WRITTEN EXERCISE
Count the lines in the listing below that contain the string "icon", and give only that number.

SOURCE MATERIAL
-----

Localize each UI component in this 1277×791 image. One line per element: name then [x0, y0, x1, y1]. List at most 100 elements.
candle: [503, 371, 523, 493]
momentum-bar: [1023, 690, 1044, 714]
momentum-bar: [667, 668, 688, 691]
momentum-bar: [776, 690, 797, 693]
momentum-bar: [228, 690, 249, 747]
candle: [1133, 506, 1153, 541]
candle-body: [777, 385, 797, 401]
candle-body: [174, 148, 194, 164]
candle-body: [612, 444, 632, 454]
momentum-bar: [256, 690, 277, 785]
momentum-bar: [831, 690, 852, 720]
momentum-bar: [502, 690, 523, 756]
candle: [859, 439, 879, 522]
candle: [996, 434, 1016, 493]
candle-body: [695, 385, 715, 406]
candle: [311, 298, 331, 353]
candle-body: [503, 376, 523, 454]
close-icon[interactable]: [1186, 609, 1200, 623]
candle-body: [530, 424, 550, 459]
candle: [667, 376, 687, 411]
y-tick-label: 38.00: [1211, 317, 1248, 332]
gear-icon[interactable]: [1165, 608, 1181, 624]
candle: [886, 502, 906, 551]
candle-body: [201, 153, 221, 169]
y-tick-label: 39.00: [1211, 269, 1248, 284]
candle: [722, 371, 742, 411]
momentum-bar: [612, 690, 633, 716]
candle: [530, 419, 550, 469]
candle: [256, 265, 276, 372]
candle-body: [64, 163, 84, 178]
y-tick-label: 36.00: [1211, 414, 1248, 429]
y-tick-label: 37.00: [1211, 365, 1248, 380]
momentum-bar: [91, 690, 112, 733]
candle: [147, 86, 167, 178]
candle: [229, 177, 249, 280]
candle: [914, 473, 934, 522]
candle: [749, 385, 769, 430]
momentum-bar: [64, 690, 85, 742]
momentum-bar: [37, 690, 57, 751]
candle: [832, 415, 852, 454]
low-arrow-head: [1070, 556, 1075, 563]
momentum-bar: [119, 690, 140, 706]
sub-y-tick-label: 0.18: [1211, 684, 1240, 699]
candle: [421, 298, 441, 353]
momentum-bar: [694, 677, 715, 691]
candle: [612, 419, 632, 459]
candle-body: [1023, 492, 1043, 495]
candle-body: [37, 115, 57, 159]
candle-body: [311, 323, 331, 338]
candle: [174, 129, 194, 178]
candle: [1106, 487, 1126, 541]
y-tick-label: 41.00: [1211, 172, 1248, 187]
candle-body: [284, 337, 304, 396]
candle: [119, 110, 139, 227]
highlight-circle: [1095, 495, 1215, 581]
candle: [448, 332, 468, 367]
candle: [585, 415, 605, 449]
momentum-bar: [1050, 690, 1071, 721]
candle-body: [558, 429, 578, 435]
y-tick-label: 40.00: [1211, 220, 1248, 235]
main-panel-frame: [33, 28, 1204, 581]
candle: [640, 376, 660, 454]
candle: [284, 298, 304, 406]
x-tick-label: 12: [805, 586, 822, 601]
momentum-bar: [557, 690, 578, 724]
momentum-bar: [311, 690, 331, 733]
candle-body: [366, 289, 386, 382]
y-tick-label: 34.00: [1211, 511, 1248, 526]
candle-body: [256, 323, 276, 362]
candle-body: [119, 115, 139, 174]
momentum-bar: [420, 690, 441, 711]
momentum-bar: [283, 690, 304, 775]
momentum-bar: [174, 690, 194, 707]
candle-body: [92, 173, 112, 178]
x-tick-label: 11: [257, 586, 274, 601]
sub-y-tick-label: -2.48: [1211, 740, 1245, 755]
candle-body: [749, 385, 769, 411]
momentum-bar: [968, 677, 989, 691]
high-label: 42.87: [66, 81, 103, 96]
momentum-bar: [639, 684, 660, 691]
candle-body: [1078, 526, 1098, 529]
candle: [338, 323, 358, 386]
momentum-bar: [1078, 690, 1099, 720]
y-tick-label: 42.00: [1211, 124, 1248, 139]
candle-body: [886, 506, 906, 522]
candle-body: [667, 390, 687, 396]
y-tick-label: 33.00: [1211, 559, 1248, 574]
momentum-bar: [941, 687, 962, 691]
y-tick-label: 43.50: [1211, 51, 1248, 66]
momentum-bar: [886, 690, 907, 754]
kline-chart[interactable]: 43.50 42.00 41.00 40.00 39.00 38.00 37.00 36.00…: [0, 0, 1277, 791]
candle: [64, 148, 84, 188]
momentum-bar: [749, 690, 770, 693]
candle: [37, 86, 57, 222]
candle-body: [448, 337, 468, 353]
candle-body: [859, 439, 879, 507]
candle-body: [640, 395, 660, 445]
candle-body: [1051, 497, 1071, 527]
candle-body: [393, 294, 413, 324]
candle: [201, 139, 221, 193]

-----

ANSWER BELOW
2